MATERIAL PROVIDED
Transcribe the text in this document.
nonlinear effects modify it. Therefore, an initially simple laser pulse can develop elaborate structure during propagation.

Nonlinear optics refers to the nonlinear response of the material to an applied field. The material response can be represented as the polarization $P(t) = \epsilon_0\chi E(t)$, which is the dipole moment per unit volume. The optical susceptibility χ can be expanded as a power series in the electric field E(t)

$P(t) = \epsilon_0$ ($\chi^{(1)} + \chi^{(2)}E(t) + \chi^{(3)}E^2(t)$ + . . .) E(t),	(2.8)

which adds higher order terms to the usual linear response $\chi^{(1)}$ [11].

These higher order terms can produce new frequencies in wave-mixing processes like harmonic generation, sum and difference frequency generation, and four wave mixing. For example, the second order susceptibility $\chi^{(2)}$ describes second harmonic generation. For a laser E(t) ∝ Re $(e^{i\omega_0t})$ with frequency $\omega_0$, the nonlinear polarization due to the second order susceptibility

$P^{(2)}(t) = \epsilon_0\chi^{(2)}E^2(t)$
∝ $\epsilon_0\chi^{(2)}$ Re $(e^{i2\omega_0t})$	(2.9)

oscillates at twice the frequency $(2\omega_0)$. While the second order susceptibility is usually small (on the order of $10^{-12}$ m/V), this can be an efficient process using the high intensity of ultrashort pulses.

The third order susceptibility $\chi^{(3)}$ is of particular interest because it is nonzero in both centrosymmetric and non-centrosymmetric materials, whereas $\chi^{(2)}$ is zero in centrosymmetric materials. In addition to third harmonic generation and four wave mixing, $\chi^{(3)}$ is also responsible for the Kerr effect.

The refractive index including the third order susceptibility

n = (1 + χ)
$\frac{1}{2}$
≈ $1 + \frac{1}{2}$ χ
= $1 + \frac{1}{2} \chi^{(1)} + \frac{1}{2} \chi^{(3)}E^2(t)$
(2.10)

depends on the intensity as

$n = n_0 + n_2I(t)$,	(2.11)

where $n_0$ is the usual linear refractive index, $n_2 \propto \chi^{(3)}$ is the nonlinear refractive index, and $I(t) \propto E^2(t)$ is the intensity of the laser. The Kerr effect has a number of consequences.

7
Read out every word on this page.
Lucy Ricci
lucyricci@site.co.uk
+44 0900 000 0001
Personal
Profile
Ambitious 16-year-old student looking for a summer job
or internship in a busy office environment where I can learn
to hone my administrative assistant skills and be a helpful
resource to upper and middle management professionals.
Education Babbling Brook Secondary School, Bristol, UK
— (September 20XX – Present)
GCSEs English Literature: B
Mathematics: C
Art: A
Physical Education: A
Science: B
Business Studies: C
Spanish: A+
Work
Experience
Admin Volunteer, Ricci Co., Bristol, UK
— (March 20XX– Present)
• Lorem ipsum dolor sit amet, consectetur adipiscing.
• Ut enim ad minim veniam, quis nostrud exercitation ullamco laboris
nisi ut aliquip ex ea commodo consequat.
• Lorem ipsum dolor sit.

TASK
Go through the entries above and copy every line containing "ipsum".

RESPONSE BELOW
• Lorem ipsum dolor sit amet, consectetur adipiscing.
• Lorem ipsum dolor sit.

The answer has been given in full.